> **Task to complete**:
Give the count of lines that include the string "page". Add nothing to it.
_ _ _
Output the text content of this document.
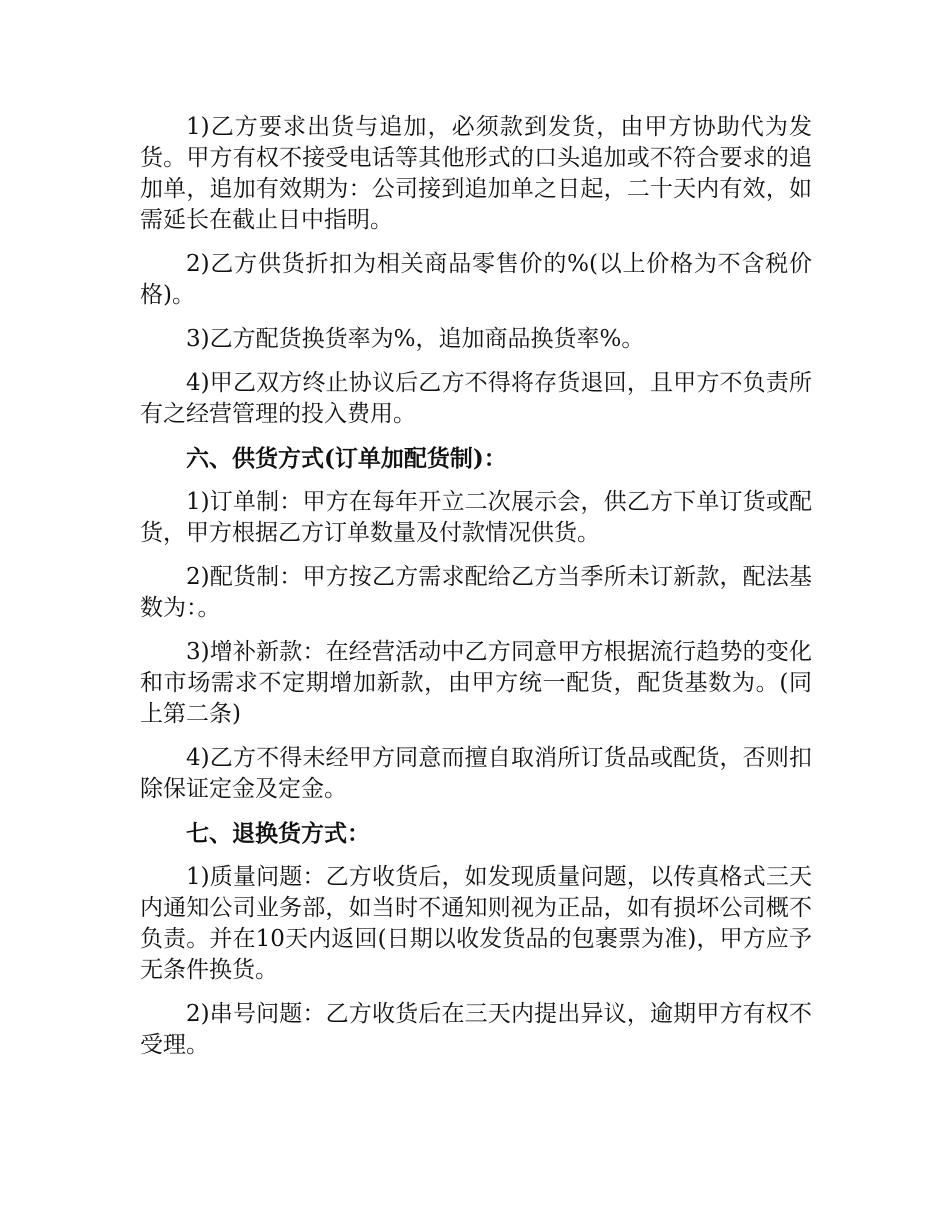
1)乙方要求出货与追加，必须款到发货，由甲方协助代为发货。甲方有权不接受电话等其他形式的口头追加或不符合要求的追加单，追加有效期为：公司接到追加单之日起，二十天内有效，如需延长在截止日中指明。

2)乙方供货折扣为相关商品零售价的%(以上价格为不含税价格)。

3)乙方配货换货率为%，追加商品换货率%。

4)甲乙双方终止协议后乙方不得将存货退回，且甲方不负责所有之经营管理的投入费用。

六、供货方式(订单加配货制)：

1)订单制：甲方在每年开立二次展示会，供乙方下单订货或配货，甲方根据乙方订单数量及付款情况供货。

2)配货制：甲方按乙方需求配给乙方当季所未订新款，配法基数为：。

3)增补新款：在经营活动中乙方同意甲方根据流行趋势的变化和市场需求不定期增加新款，由甲方统一配货，配货基数为。(同上第二条)

4)乙方不得未经甲方同意而擅自取消所订货品或配货，否则扣除保证定金及定金。

七、退换货方式：

1)质量问题：乙方收货后，如发现质量问题，以传真格式三天内通知公司业务部，如当时不通知则视为正品，如有损坏公司概不负责。并在10天内返回(日期以收发货品的包裹票为准)，甲方应予无条件换货。

2)串号问题：乙方收货后在三天内提出异议，逾期甲方有权不受理。
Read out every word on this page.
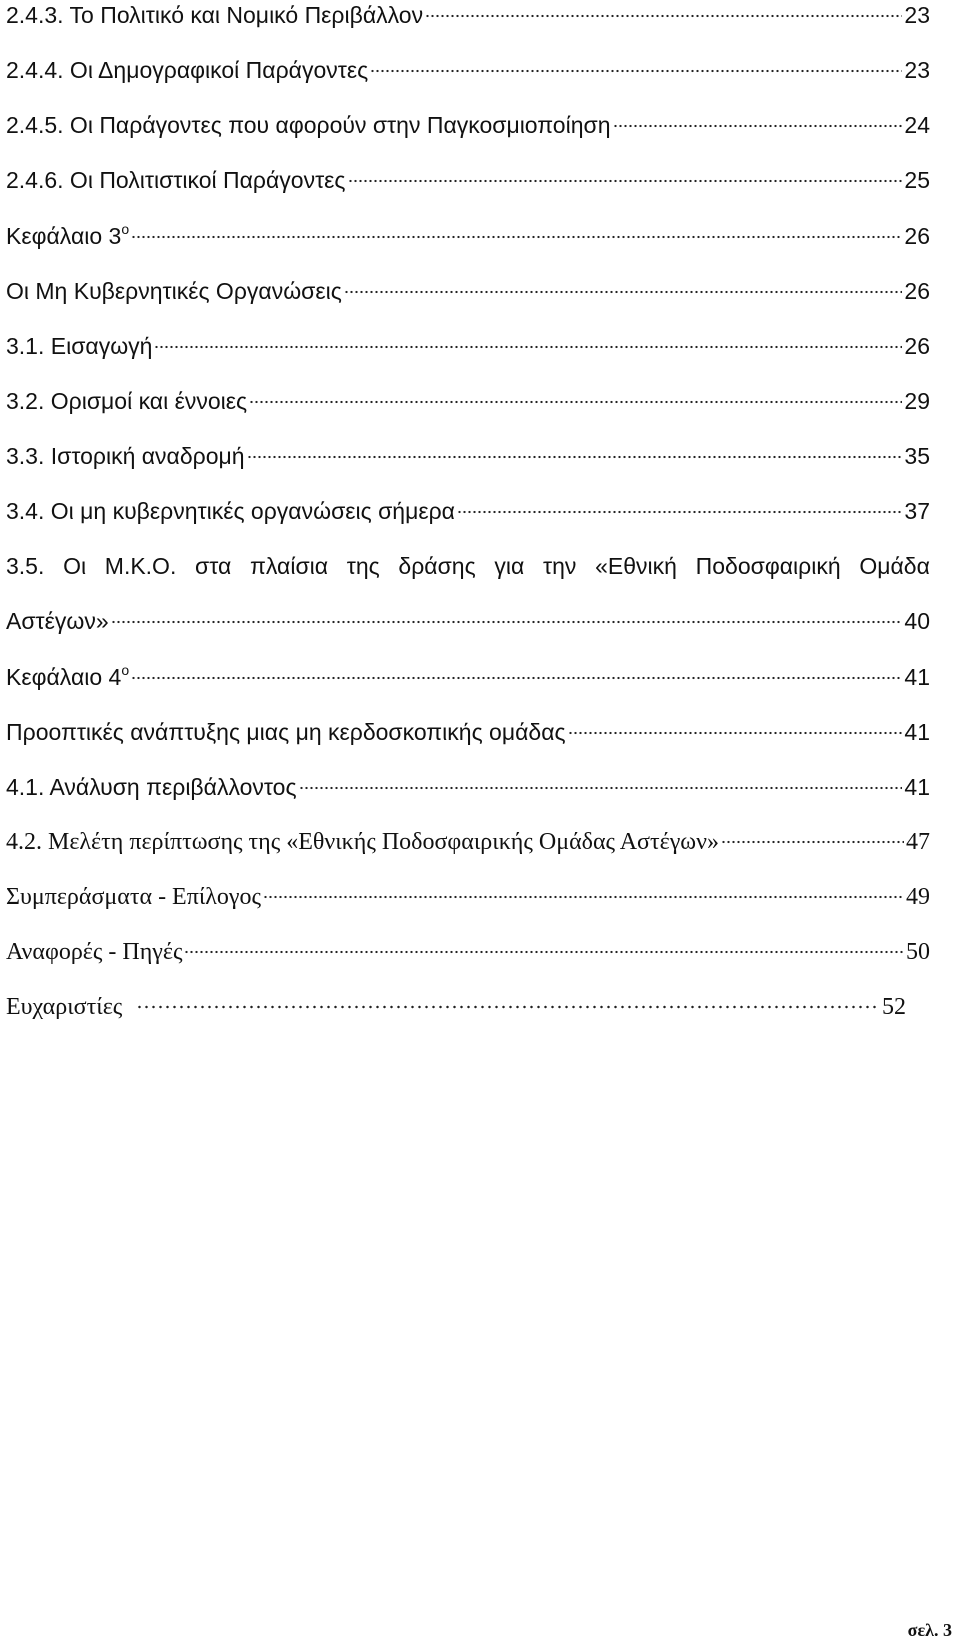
2.4.3. Το Πολιτικό και Νομικό Περιβάλλον	23
2.4.4. Οι Δημογραφικοί Παράγοντες	23
2.4.5. Οι Παράγοντες που αφορούν στην Παγκοσμιοποίηση	24
2.4.6. Οι Πολιτιστικοί Παράγοντες	25
Κεφάλαιο $3^o$	26
Οι Μη Κυβερνητικές Οργανώσεις	26
3.1. Εισαγωγή	26
3.2. Ορισμοί και έννοιες	29
3.3. Ιστορική αναδρομή	35
3.4. Οι μη κυβερνητικές οργανώσεις σήμερα	37
3.5. Οι Μ.Κ.Ο. στα πλαίσια της δράσης για την «Εθνική Ποδοσφαιρική Ομάδα
Αστέγων»	40
Κεφάλαιο $4^o$	41
Προοπτικές ανάπτυξης μιας μη κερδοσκοπικής ομάδας	41
4.1. Ανάλυση περιβάλλοντος	41
4.2. Μελέτη περίπτωσης της «Εθνικής Ποδοσφαιρικής Ομάδας Αστέγων»	47
Συμπεράσματα - Επίλογος	49
Αναφορές - Πηγές	50
Ευχαριστίες	52
σελ. 3
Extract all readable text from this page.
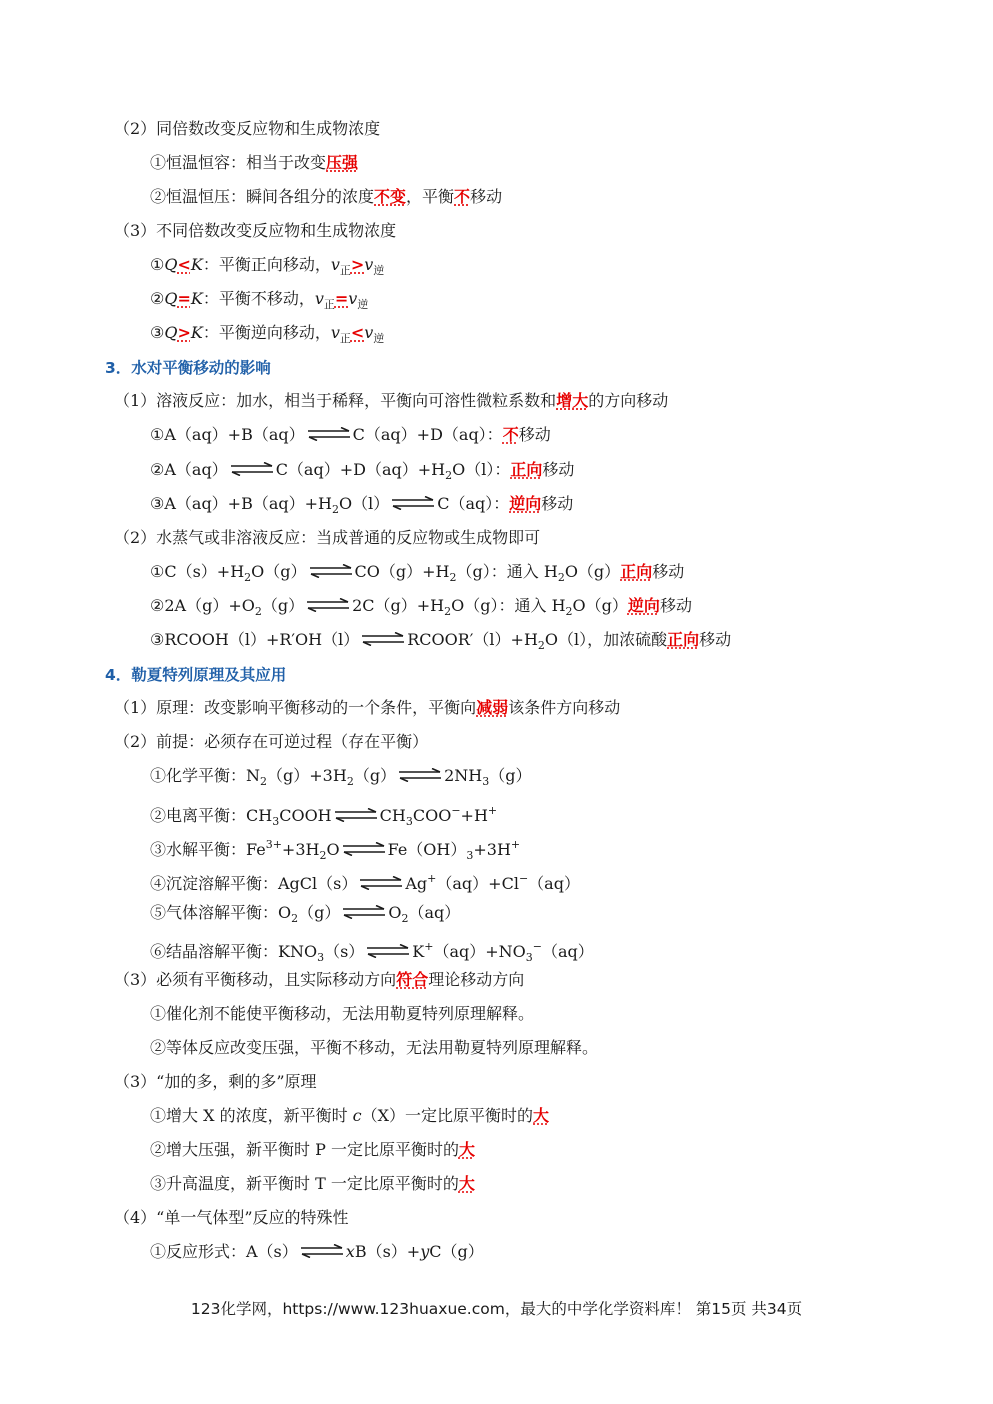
（2）同倍数改变反应物和生成物浓度
①恒温恒容：相当于改变压强
②恒温恒压：瞬间各组分的浓度不变，平衡不移动
（3）不同倍数改变反应物和生成物浓度
①Q<K：平衡正向移动，$v_正>v_逆$
②Q=K：平衡不移动，$v_正=v_逆$
③Q>K：平衡逆向移动，$v_正<v_逆$
3．水对平衡移动的影响
（1）溶液反应：加水，相当于稀释，平衡向可溶性微粒系数和增大的方向移动
①A（aq）+B（aq） ⇌ C（aq）+D（aq）：不移动
②A（aq） ⇌ $C(aq)+D(aq)+H_2O(l)$：正向移动
$③A(aq)+B(aq)+H_2O(l)$ ⇌ C（aq）：逆向移动
（2）水蒸气或非溶液反应：当成普通的反应物或生成物即可
$①C(s)+H_2O(g)$ ⇌ $CO(g)+H_2(g)$：通入 $H_2O(g)$正向移动
$②2A(g)+O_2(g)$ ⇌ $2C(g)+H_2O(g)$：通入 $H_2O(g)$逆向移动
③RCOOH（l）+R′OH（l） ⇌ $RCOOR'(l)+H_2O(l)$，加浓硫酸正向移动
4．勒夏特列原理及其应用
（1）原理：改变影响平衡移动的一个条件，平衡向减弱该条件方向移动
（2）前提：必须存在可逆过程（存在平衡）
①化学平衡：$N_2(g)+3H_2(g)$ ⇌ $2NH_3(g)$
②电离平衡：$CH_3COOH$ ⇌ $CH_3COO^-+H^+$
③水解平衡：$Fe^{3+}+3H_2O$ ⇌ $Fe(OH)_3+3H^+$
④沉淀溶解平衡：AgCl（s） ⇌ Ag+（aq）+Cl−（aq）
⑤气体溶解平衡：$O_2(g)$ ⇌ $O_2(aq)$
⑥结晶溶解平衡：$KNO_3(s)$ ⇌ $K^+(aq)+NO_3^-(aq)$
（3）必须有平衡移动，且实际移动方向符合理论移动方向
①催化剂不能使平衡移动，无法用勒夏特列原理解释。
②等体反应改变压强，平衡不移动，无法用勒夏特列原理解释。
（3）“加的多，剩的多”原理
①增大 X 的浓度，新平衡时 c（X）一定比原平衡时的大
②增大压强，新平衡时 P 一定比原平衡时的大
③升高温度，新平衡时 T 一定比原平衡时的大
（4）“单一气体型”反应的特殊性
①反应形式：A（s） ⇌ xB（s）+yC（g）
123化学网，https://www.123huaxue.com，最大的中学化学资料库！ 第15页 共34页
_ _ _
> **Output for this task**:
2